Content starts

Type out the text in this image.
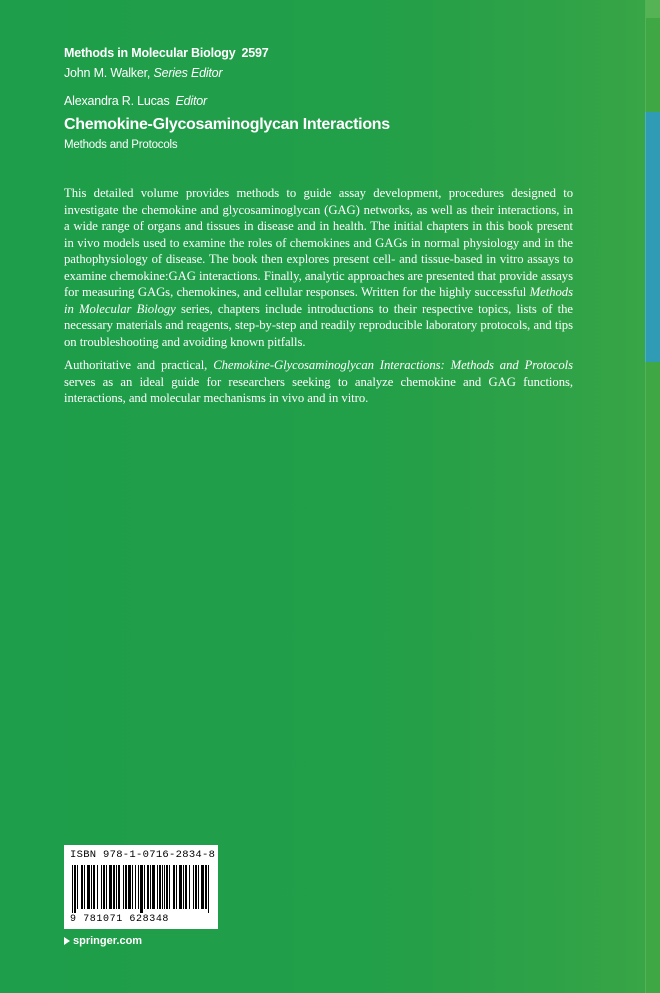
Methods in Molecular Biology 2597
John M. Walker, Series Editor
Alexandra R. Lucas Editor
Chemokine-Glycosaminoglycan Interactions
Methods and Protocols

This detailed volume provides methods to guide assay development, procedures designed to investigate the chemokine and glycosaminoglycan (GAG) networks, as well as their interactions, in a wide range of organs and tissues in disease and in health. The initial chapters in this book present in vivo models used to examine the roles of chemokines and GAGs in normal physiology and in the pathophysiology of disease. The book then explores present cell- and tissue-based in vitro assays to examine chemokine:GAG interactions. Finally, analytic approaches are presented that provide assays for measuring GAGs, chemokines, and cellular responses. Written for the highly successful Methods in Molecular Biology series, chapters include introductions to their respective topics, lists of the necessary materials and reagents, step-by-step and readily reproducible laboratory protocols, and tips on troubleshooting and avoiding known pitfalls.

Authoritative and practical, Chemokine-Glycosaminoglycan Interactions: Methods and Protocols serves as an ideal guide for researchers seeking to analyze chemokine and GAG functions, interactions, and molecular mechanisms in vivo and in vitro.

ISBN 978-1-0716-2834-8
9 781071 628348
springer.com
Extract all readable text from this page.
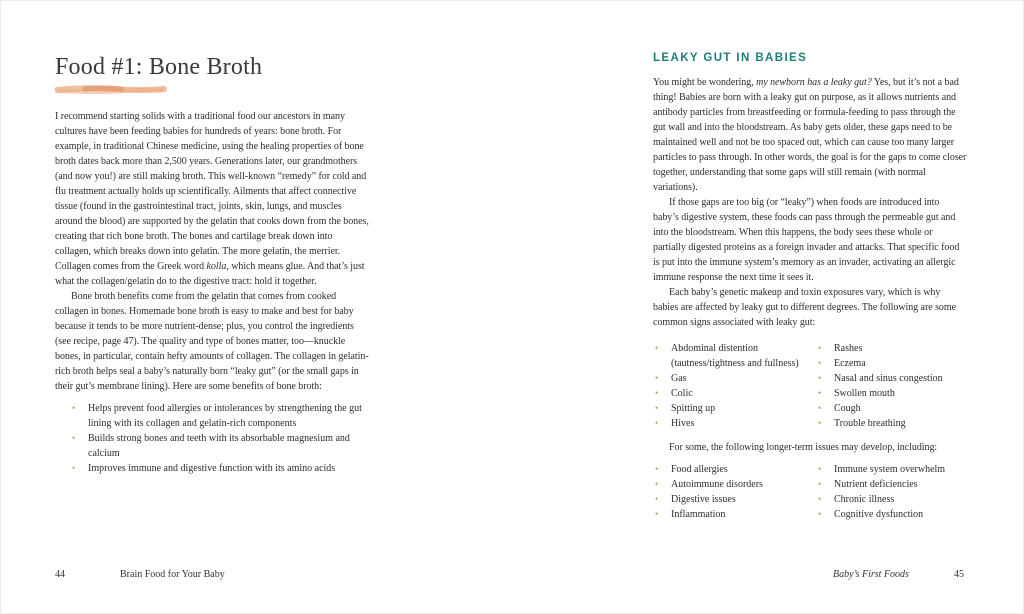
Food #1: Bone Broth

I recommend starting solids with a traditional food our ancestors in many cultures have been feeding babies for hundreds of years: bone broth. For example, in traditional Chinese medicine, using the healing properties of bone broth dates back more than 2,500 years. Generations later, our grandmothers (and now you!) are still making broth. This well-known “remedy” for cold and flu treatment actually holds up scientifically. Ailments that affect connective tissue (found in the gastrointestinal tract, joints, skin, lungs, and muscles around the blood) are supported by the gelatin that cooks down from the bones, creating that rich bone broth. The bones and cartilage break down into collagen, which breaks down into gelatin. The more gelatin, the merrier. Collagen comes from the Greek word kolla, which means glue. And that’s just what the collagen/gelatin do to the digestive tract: hold it together.

Bone broth benefits come from the gelatin that comes from cooked collagen in bones. Homemade bone broth is easy to make and best for baby because it tends to be more nutrient-dense; plus, you control the ingredients (see recipe, page 47). The quality and type of bones matter, too—knuckle bones, in particular, contain hefty amounts of collagen. The collagen in gelatin-rich broth helps seal a baby’s naturally born “leaky gut” (or the small gaps in their gut’s membrane lining). Here are some benefits of bone broth:

• Helps prevent food allergies or intolerances by strengthening the gut lining with its collagen and gelatin-rich components
• Builds strong bones and teeth with its absorbable magnesium and calcium
• Improves immune and digestive function with its amino acids
LEAKY GUT IN BABIES

You might be wondering, my newborn has a leaky gut? Yes, but it’s not a bad thing! Babies are born with a leaky gut on purpose, as it allows nutrients and antibody particles from breastfeeding or formula-feeding to pass through the gut wall and into the bloodstream. As baby gets older, these gaps need to be maintained well and not be too spaced out, which can cause too many larger particles to pass through. In other words, the goal is for the gaps to come closer together, understanding that some gaps will still remain (with normal variations).

If those gaps are too big (or “leaky”) when foods are introduced into baby’s digestive system, these foods can pass through the permeable gut and into the bloodstream. When this happens, the body sees these whole or partially digested proteins as a foreign invader and attacks. That specific food is put into the immune system’s memory as an invader, activating an allergic immune response the next time it sees it.

Each baby’s genetic makeup and toxin exposures vary, which is why babies are affected by leaky gut to different degrees. The following are some common signs associated with leaky gut:

• Abdominal distention (tautness/tightness and fullness)
• Gas
• Colic
• Spitting up
• Hives
• Rashes
• Eczema
• Nasal and sinus congestion
• Swollen mouth
• Cough
• Trouble breathing

For some, the following longer-term issues may develop, including:

• Food allergies
• Autoimmune disorders
• Digestive issues
• Inflammation
• Immune system overwhelm
• Nutrient deficiencies
• Chronic illness
• Cognitive dysfunction
44	Brain Food for Your Baby	Baby’s First Foods	45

Content ends

=== PROBLEM TO WORK ON ===
Your task is a word-for-word transcription of the entries, leaving out all pictures.

=== WRITTEN SOLUTION ===
Type out the text in this image.
Methods in Molecular Biology 2597
John M. Walker, Series Editor
Alexandra R. Lucas Editor
Chemokine-Glycosaminoglycan Interactions
Methods and Protocols

This detailed volume provides methods to guide assay development, procedures designed to investigate the chemokine and glycosaminoglycan (GAG) networks, as well as their interactions, in a wide range of organs and tissues in disease and in health. The initial chapters in this book present in vivo models used to examine the roles of chemokines and GAGs in normal physiology and in the pathophysiology of disease. The book then explores present cell- and tissue-based in vitro assays to examine chemokine:GAG interactions. Finally, analytic approaches are presented that provide assays for measuring GAGs, chemokines, and cellular responses. Written for the highly successful Methods in Molecular Biology series, chapters include introductions to their respective topics, lists of the necessary materials and reagents, step-by-step and readily reproducible laboratory protocols, and tips on troubleshooting and avoiding known pitfalls.

Authoritative and practical, Chemokine-Glycosaminoglycan Interactions: Methods and Protocols serves as an ideal guide for researchers seeking to analyze chemokine and GAG functions, interactions, and molecular mechanisms in vivo and in vitro.

ISBN 978-1-0716-2834-8
9 781071 628348
springer.com
Extract all readable text from this page.
Food #1: Bone Broth

I recommend starting solids with a traditional food our ancestors in many cultures have been feeding babies for hundreds of years: bone broth. For example, in traditional Chinese medicine, using the healing properties of bone broth dates back more than 2,500 years. Generations later, our grandmothers (and now you!) are still making broth. This well-known “remedy” for cold and flu treatment actually holds up scientifically. Ailments that affect connective tissue (found in the gastrointestinal tract, joints, skin, lungs, and muscles around the blood) are supported by the gelatin that cooks down from the bones, creating that rich bone broth. The bones and cartilage break down into collagen, which breaks down into gelatin. The more gelatin, the merrier. Collagen comes from the Greek word kolla, which means glue. And that’s just what the collagen/gelatin do to the digestive tract: hold it together.

Bone broth benefits come from the gelatin that comes from cooked collagen in bones. Homemade bone broth is easy to make and best for baby because it tends to be more nutrient-dense; plus, you control the ingredients (see recipe, page 47). The quality and type of bones matter, too—knuckle bones, in particular, contain hefty amounts of collagen. The collagen in gelatin-rich broth helps seal a baby’s naturally born “leaky gut” (or the small gaps in their gut’s membrane lining). Here are some benefits of bone broth:

• Helps prevent food allergies or intolerances by strengthening the gut lining with its collagen and gelatin-rich components
• Builds strong bones and teeth with its absorbable magnesium and calcium
• Improves immune and digestive function with its amino acids
LEAKY GUT IN BABIES

You might be wondering, my newborn has a leaky gut? Yes, but it’s not a bad thing! Babies are born with a leaky gut on purpose, as it allows nutrients and antibody particles from breastfeeding or formula-feeding to pass through the gut wall and into the bloodstream. As baby gets older, these gaps need to be maintained well and not be too spaced out, which can cause too many larger particles to pass through. In other words, the goal is for the gaps to come closer together, understanding that some gaps will still remain (with normal variations).

If those gaps are too big (or “leaky”) when foods are introduced into baby’s digestive system, these foods can pass through the permeable gut and into the bloodstream. When this happens, the body sees these whole or partially digested proteins as a foreign invader and attacks. That specific food is put into the immune system’s memory as an invader, activating an allergic immune response the next time it sees it.

Each baby’s genetic makeup and toxin exposures vary, which is why babies are affected by leaky gut to different degrees. The following are some common signs associated with leaky gut:

• Abdominal distention (tautness/tightness and fullness)
• Gas
• Colic
• Spitting up
• Hives
• Rashes
• Eczema
• Nasal and sinus congestion
• Swollen mouth
• Cough
• Trouble breathing

For some, the following longer-term issues may develop, including:

• Food allergies
• Autoimmune disorders
• Digestive issues
• Inflammation
• Immune system overwhelm
• Nutrient deficiencies
• Chronic illness
• Cognitive dysfunction
44	Brain Food for Your Baby	Baby’s First Foods	45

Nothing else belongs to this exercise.